• EXERCISE AIM
The required lines are those that contain "physchem"; pull them out of the data and copy them.

• DATA
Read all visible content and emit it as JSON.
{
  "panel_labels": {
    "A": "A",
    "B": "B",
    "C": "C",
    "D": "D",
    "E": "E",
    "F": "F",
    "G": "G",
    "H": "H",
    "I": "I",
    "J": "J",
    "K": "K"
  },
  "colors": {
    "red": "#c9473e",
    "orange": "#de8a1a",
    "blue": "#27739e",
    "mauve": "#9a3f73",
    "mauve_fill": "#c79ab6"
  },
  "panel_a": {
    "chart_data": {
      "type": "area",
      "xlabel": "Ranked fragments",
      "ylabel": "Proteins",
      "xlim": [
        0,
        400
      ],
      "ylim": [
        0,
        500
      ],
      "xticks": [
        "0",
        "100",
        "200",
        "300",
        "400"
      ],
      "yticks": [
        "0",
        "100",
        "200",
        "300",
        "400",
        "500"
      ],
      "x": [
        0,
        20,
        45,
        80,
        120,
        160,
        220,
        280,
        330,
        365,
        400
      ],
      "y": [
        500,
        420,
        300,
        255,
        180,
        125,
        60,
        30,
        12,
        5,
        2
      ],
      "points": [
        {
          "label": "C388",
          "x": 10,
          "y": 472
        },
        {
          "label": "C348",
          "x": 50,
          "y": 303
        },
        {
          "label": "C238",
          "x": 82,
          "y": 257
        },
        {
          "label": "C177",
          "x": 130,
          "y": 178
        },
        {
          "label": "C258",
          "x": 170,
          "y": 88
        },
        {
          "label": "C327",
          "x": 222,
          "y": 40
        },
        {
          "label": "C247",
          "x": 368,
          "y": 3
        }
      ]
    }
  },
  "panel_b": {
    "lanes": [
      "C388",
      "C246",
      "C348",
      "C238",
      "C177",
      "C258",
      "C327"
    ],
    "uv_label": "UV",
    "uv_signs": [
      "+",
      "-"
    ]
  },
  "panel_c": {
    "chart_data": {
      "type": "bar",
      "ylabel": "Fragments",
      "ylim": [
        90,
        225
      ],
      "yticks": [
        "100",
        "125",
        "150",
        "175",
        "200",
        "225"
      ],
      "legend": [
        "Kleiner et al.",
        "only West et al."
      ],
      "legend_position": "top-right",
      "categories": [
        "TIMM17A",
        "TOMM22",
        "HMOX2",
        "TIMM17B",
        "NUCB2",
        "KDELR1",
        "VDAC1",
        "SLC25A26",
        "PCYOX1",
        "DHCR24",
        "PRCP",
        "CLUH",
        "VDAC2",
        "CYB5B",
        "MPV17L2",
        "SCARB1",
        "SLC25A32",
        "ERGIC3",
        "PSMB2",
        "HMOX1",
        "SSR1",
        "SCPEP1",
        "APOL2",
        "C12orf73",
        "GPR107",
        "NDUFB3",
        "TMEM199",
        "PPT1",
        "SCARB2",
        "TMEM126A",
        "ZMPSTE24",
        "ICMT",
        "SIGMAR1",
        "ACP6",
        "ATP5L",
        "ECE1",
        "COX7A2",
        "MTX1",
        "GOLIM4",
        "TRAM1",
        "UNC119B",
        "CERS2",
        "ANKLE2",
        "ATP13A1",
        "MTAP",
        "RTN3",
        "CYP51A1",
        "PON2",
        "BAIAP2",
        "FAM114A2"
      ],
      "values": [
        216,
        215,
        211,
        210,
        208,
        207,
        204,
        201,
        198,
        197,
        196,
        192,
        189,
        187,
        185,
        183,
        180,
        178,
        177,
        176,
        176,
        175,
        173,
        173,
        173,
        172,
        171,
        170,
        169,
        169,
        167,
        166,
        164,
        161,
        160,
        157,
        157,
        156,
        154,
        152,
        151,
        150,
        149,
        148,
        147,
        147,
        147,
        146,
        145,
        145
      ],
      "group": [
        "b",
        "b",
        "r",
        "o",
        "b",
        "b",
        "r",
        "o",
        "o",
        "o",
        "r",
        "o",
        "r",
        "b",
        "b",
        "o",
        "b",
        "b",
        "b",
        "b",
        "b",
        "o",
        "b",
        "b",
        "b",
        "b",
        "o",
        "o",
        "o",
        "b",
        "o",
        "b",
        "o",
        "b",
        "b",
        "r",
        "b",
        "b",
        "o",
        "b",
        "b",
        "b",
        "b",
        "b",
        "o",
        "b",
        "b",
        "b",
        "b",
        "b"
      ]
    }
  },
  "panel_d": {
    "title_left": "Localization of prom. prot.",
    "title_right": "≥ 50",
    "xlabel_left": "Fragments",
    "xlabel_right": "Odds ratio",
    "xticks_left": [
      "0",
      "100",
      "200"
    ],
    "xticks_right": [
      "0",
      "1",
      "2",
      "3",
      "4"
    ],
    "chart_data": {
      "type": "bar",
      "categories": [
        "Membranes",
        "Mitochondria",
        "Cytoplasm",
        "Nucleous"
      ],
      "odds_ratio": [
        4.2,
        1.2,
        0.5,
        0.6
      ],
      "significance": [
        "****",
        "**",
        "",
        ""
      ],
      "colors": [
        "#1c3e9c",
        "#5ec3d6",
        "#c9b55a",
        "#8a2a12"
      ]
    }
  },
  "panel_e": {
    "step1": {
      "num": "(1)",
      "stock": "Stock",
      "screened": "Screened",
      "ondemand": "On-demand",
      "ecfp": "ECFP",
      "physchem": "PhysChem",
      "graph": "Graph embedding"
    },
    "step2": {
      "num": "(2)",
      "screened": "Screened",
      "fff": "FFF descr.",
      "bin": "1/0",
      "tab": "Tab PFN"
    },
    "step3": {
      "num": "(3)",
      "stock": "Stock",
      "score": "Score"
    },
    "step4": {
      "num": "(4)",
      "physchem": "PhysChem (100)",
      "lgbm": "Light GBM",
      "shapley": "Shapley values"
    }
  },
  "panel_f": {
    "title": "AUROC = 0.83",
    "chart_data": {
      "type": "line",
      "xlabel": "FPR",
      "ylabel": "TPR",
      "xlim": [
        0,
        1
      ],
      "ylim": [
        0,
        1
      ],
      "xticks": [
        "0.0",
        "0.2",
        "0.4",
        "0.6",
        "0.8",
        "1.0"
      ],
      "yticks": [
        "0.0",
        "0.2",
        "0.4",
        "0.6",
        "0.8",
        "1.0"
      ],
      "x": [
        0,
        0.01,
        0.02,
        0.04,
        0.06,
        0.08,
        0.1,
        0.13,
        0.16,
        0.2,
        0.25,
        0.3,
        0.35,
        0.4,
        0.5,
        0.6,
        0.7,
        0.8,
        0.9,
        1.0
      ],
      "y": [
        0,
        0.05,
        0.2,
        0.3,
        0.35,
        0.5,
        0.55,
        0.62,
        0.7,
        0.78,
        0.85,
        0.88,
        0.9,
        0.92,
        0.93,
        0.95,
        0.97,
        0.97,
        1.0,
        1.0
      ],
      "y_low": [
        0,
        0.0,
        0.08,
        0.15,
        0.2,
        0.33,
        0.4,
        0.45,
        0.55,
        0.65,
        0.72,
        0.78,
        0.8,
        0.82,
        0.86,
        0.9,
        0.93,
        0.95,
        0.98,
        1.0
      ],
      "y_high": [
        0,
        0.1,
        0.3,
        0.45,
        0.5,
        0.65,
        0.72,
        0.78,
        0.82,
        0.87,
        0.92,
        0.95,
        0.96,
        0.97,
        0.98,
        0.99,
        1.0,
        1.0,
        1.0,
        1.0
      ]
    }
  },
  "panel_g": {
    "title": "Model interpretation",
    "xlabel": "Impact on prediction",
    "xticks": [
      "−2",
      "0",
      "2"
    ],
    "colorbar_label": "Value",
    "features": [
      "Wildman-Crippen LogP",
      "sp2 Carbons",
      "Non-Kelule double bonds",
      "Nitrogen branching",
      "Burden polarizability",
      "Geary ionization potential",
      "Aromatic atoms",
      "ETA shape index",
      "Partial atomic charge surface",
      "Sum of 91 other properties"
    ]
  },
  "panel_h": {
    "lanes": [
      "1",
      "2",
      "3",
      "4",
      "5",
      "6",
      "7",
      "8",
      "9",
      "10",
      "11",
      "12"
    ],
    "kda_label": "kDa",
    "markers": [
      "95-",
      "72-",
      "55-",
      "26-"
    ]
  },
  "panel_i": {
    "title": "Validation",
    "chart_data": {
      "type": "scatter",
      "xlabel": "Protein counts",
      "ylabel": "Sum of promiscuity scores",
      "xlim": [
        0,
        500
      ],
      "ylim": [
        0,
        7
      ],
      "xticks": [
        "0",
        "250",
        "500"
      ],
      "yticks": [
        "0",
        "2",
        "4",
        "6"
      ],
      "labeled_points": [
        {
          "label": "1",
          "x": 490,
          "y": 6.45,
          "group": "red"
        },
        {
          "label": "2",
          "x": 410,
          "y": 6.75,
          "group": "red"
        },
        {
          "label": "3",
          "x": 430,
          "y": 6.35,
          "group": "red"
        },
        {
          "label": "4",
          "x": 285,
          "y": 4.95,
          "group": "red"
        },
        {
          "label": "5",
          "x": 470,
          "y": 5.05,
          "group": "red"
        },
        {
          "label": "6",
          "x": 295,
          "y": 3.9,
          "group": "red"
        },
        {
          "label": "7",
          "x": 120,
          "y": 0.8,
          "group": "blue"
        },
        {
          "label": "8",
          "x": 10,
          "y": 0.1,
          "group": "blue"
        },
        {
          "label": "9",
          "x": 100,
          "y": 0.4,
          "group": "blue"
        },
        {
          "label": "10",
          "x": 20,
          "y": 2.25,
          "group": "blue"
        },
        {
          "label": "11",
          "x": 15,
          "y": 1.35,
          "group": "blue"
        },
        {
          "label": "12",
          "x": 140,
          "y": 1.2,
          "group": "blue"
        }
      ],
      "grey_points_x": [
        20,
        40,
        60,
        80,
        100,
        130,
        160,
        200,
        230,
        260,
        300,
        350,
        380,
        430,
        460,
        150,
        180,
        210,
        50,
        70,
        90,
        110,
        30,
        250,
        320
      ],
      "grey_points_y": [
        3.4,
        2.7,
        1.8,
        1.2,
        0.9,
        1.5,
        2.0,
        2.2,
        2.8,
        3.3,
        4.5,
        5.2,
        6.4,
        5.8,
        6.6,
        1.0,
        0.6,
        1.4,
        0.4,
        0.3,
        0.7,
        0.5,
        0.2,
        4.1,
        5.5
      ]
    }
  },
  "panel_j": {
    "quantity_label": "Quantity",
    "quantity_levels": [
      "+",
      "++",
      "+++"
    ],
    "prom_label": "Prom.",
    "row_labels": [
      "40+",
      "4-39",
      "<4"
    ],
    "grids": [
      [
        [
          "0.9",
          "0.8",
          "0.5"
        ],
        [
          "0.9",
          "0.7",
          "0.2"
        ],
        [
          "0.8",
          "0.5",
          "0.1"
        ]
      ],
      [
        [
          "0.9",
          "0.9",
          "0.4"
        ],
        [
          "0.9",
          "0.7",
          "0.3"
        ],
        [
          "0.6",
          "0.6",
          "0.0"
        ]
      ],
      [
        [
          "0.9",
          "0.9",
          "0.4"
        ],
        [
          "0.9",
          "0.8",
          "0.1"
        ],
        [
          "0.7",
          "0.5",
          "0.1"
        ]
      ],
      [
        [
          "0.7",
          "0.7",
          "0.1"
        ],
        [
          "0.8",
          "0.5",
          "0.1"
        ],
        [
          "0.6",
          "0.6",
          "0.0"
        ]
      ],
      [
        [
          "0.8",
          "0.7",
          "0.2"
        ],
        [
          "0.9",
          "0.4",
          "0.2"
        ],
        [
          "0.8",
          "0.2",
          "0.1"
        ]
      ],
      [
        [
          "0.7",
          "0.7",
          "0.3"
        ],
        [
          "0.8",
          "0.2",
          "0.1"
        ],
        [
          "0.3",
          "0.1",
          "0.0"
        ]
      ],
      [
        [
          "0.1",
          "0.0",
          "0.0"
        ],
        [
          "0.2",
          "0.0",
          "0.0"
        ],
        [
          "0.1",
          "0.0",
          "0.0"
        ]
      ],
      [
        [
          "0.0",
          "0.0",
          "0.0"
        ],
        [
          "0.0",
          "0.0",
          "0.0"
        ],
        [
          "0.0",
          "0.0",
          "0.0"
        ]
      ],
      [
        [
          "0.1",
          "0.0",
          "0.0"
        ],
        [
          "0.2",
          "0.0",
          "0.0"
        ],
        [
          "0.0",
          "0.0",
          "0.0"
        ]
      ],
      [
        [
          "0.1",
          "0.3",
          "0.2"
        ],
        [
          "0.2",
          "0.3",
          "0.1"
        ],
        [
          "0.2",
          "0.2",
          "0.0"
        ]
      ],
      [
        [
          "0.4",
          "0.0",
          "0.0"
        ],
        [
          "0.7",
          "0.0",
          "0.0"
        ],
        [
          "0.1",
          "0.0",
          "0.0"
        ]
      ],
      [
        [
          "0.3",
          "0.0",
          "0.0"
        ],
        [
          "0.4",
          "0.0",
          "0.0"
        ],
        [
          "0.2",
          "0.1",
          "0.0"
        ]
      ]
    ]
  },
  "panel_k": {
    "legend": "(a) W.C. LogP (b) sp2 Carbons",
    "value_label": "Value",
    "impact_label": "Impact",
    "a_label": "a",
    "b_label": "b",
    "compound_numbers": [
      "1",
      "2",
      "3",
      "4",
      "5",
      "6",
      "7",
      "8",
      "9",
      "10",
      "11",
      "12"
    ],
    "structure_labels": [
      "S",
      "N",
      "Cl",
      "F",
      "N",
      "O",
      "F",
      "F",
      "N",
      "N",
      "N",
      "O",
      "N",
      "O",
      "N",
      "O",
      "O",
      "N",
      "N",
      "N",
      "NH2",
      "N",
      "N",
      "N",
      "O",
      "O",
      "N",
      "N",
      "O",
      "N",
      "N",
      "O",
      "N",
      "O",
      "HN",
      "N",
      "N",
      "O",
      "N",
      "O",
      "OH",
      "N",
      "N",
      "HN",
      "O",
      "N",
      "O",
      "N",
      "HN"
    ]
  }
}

• TASK SOLUTION
      "physchem": "PhysChem",
      "physchem": "PhysChem (100)",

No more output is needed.